図2図2は、本発明の一実施例に係るダンパ装置を備えた動力伝達装置の縦断面図である。
図3図3は、本発明の一実施例に係るダンパ装置を備えた動力伝達装置の分解図である。
図4図4は、本発明の一実施例に係るダンパ装置をテーパローラの軸線方向から見た図であり、伝達されるトルクに急激な変動が発生していないときの入力側カム部材と出力側カム部材の状態を示す図である。
図5図5は、本発明の一実施例に係るダンパ装置をテーパローラの軸線方向から見た図であり、急激なトルク変動が発生したときの入力側カム部材と出力側カム部材の状態を示す図である。
図6図6は、本発明の一実施例に係るダンパ装置を示す図であり、テーパローラからシムとアダプタを取り外した状態を示すテーパローラの軸線における断面図である。
【発明を実施するための形態】
【0012】
本発明の一実施の形態に係るダンパ装置は、同軸上に配置された入力側回転部材と出力側回転部材との間に介在され、入力側回転部材と出力側回転部材との間で伝達されるトルク変動を吸収するダンパ装置であって、入力側回転部材に連結され、入力側回転部材から回転トルクが伝達される入力側カム部材と、入力側カム部材と同軸上で入力側カム部材に対向して配置され、入力側カム部材と相対回転自在となるように出力側回転部材に連結される出力側カム部材と、入力側カム部材と出力側カム部材の間に配置され、入力側カム部材と出力側カム部材との間で動力を伝達するテーパローラと、入力側カム部材と出力側カム部材が接近する方向に付勢する付勢部材とを備え、入力側カム部材は、テーパローラが転動する転動面が形成された入力側凹部を有し、出力側カム部材は、入力側カム部材に対向するように出力側カム部材に形成され、テーパローラが転動する転動面が形成された出力側凹部を有し、入力側凹部と出力側凹部は、入力側カム部材と出力側カム部材の外径側が開放されて、入力側カム部材および出力側カム部材の少なくとも一方に、テーパローラを入力側凹部、もしくは出力側凹部に抜け止めする抜け止め部材が取付けられている。
【0013】
もしくは、入力側カム部材および出力側カム部材のどちらか一方において凹部が解放されていない形状で、凹部外周部は対向するカム部材に干渉しないカム部材一体の抜け止め構造を有している。
【0014】
これにより、本発明の一実施の形態に係るダンパ装置は、急激なトルク変動が発生した場合に、テーパローラと付勢部材と入力側凹部および出力側凹部とでスムーズに変動エネルギーを吸収および放出して衝撃を緩和することができ、入力側凹部および出力側凹部の形状を簡略化して生産性を向上させることができるとともに、変動エネルギーを吸収および放出する際にテーパローラは転がり運動となり、接触部が摩耗することを抑制して、ダンパ装置の耐久性を向上でき、コンパクトで高トルクを伝達できる。

[記録]
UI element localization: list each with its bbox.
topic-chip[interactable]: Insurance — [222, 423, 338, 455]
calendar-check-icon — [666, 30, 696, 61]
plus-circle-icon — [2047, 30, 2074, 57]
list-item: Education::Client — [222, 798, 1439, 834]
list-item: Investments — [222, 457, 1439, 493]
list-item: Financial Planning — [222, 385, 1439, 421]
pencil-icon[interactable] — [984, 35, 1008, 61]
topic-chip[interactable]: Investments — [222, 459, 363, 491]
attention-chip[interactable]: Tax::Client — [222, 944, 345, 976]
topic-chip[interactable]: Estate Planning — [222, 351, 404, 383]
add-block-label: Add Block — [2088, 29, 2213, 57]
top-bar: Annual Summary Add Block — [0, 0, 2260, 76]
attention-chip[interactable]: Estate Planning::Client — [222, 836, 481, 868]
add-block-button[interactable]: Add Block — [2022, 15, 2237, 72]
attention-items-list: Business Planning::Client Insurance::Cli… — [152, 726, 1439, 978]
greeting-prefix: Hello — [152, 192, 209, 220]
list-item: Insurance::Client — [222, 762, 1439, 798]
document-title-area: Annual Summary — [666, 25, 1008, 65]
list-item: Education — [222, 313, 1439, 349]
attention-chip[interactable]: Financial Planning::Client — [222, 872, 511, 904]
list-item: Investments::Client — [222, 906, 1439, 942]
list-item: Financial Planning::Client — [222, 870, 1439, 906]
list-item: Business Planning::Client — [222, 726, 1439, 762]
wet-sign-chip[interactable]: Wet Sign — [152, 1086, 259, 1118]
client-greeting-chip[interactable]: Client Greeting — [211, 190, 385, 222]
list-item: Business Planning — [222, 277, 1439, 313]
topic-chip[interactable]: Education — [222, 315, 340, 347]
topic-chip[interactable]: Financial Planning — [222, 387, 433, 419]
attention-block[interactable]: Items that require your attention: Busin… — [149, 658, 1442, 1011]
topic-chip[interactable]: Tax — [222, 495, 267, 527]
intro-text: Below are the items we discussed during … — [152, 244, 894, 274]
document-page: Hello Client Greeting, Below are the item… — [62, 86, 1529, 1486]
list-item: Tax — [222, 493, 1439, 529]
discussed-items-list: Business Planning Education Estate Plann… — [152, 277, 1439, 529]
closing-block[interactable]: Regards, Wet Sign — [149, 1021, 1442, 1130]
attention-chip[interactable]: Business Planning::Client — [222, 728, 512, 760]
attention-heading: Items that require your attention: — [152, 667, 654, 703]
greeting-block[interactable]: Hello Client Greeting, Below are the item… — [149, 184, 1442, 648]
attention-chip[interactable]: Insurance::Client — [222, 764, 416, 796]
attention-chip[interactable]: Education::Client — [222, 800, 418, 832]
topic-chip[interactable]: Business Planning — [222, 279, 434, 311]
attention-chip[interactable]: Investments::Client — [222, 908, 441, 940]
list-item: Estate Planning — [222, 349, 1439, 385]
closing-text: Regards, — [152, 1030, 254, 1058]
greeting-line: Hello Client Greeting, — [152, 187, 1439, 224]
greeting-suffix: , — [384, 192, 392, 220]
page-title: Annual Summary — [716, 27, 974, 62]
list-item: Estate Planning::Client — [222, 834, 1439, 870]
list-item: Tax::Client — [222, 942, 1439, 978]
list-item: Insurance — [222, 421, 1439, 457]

[取り組む課題]
[a] ダンパ装置に関する抜粋によると、入力側カム部材と出力側カム部材の間に配置され、両者の間で動力を伝達する部材は何ですか？
[b] ダンパ装置に関する抜粋のうち、「図2図2は、本発明の一実施例」と「の軸線における断面図である。」の間を、両端を含めて一字も変えずに出力してください。
記録はここでは関係しません。

[課題別の出力]
[a] テーパローラです。

[b]
図2図2は、本発明の一実施例に係るダンパ装置を備えた動力伝達装置の縦断面図である。
図3図3は、本発明の一実施例に係るダンパ装置を備えた動力伝達装置の分解図である。
図4図4は、本発明の一実施例に係るダンパ装置をテーパローラの軸線方向から見た図であり、伝達されるトルクに急激な変動が発生していないときの入力側カム部材と出力側カム部材の状態を示す図である。
図5図5は、本発明の一実施例に係るダンパ装置をテーパローラの軸線方向から見た図であり、急激なトルク変動が発生したときの入力側カム部材と出力側カム部材の状態を示す図である。
図6図6は、本発明の一実施例に係るダンパ装置を示す図であり、テーパローラからシムとアダプタを取り外した状態を示すテーパローラの軸線における断面図である。